** Records **
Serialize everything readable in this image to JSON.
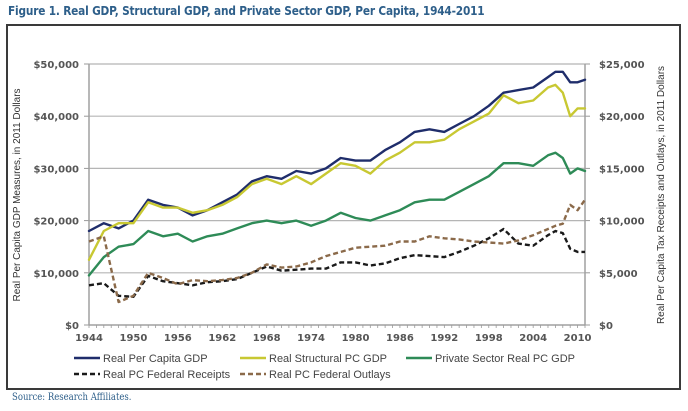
{
  "figure_title": "Figure 1. Real GDP, Structural GDP, and Private Sector GDP, Per Capita, 1944-2011",
  "source": "Source: Research Affiliates.",
  "chart_data": {
    "type": "line",
    "title": "Figure 1. Real GDP, Structural GDP, and Private Sector GDP, Per Capita, 1944-2011",
    "xlabel": "",
    "ylabel": "Real Per Capita GDP Measures, in 2011 Dollars",
    "ylabel_right": "Real Per Capita Tax Receipts and Outlays, in 2011 Dollars",
    "xlim": [
      1944,
      2011
    ],
    "ylim": [
      0,
      50000
    ],
    "ylim_right": [
      0,
      25000
    ],
    "x_ticks": [
      "1944",
      "1950",
      "1956",
      "1962",
      "1968",
      "1974",
      "1980",
      "1986",
      "1992",
      "1998",
      "2004",
      "2010"
    ],
    "y_ticks_left": [
      "$0",
      "$10,000",
      "$20,000",
      "$30,000",
      "$40,000",
      "$50,000"
    ],
    "y_ticks_right": [
      "$0",
      "$5,000",
      "$10,000",
      "$15,000",
      "$20,000",
      "$25,000"
    ],
    "grid": true,
    "legend_position": "bottom",
    "x": [
      1944,
      1946,
      1948,
      1950,
      1952,
      1954,
      1956,
      1958,
      1960,
      1962,
      1964,
      1966,
      1968,
      1970,
      1972,
      1974,
      1976,
      1978,
      1980,
      1982,
      1984,
      1986,
      1988,
      1990,
      1992,
      1994,
      1996,
      1998,
      2000,
      2002,
      2004,
      2006,
      2007,
      2008,
      2009,
      2010,
      2011
    ],
    "series": [
      {
        "name": "Real Per Capita GDP",
        "axis": "left",
        "color": "#1f2d6b",
        "dash": false,
        "values": [
          18000,
          19500,
          18500,
          20000,
          24000,
          23000,
          22500,
          21000,
          22000,
          23500,
          25000,
          27500,
          28500,
          28000,
          29500,
          29000,
          30000,
          32000,
          31500,
          31500,
          33500,
          35000,
          37000,
          37500,
          37000,
          38500,
          40000,
          42000,
          44500,
          45000,
          45500,
          47500,
          48500,
          48500,
          46500,
          46500,
          47000
        ]
      },
      {
        "name": "Real Structural PC GDP",
        "axis": "left",
        "color": "#c8c832",
        "dash": false,
        "values": [
          12500,
          18000,
          19500,
          19500,
          23500,
          22500,
          22500,
          21500,
          22000,
          23000,
          24500,
          27000,
          28000,
          27000,
          28500,
          27000,
          29000,
          31000,
          30500,
          29000,
          31500,
          33000,
          35000,
          35000,
          35500,
          37500,
          39000,
          40500,
          44000,
          42500,
          43000,
          45500,
          46000,
          44500,
          40000,
          41500,
          41500
        ]
      },
      {
        "name": "Private Sector Real PC GDP",
        "axis": "left",
        "color": "#2e8b57",
        "dash": false,
        "values": [
          9500,
          13000,
          15000,
          15500,
          18000,
          17000,
          17500,
          16000,
          17000,
          17500,
          18500,
          19500,
          20000,
          19500,
          20000,
          19000,
          20000,
          21500,
          20500,
          20000,
          21000,
          22000,
          23500,
          24000,
          24000,
          25500,
          27000,
          28500,
          31000,
          31000,
          30500,
          32500,
          33000,
          32000,
          29000,
          30000,
          29500
        ]
      },
      {
        "name": "Real PC Federal Receipts",
        "axis": "right",
        "color": "#1a1a1a",
        "dash": true,
        "values": [
          3800,
          4000,
          2800,
          2700,
          4700,
          4200,
          4000,
          3800,
          4100,
          4200,
          4400,
          5000,
          5600,
          5200,
          5300,
          5400,
          5400,
          6000,
          6000,
          5700,
          5900,
          6400,
          6700,
          6600,
          6500,
          7000,
          7600,
          8300,
          9200,
          7800,
          7600,
          8600,
          9000,
          8800,
          7300,
          7000,
          7000
        ]
      },
      {
        "name": "Real PC Federal Outlays",
        "axis": "right",
        "color": "#8b6a4a",
        "dash": true,
        "values": [
          8000,
          8500,
          2200,
          2800,
          5000,
          4500,
          3900,
          4300,
          4200,
          4300,
          4500,
          5000,
          5800,
          5500,
          5600,
          6000,
          6600,
          7000,
          7400,
          7500,
          7600,
          8000,
          8000,
          8500,
          8300,
          8200,
          8000,
          7900,
          7800,
          8100,
          8600,
          9200,
          9500,
          9700,
          11500,
          11000,
          12000
        ]
      }
    ]
  },
  "legend": {
    "row1": [
      "Real Per Capita GDP",
      "Real Structural PC GDP",
      "Private Sector Real PC GDP"
    ],
    "row2": [
      "Real PC Federal Receipts",
      "Real PC Federal Outlays"
    ]
  }
}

** Problem **
Within the listing above, work out how many lines contain the string "Outlays", and reply with that number only.

** The answer **
3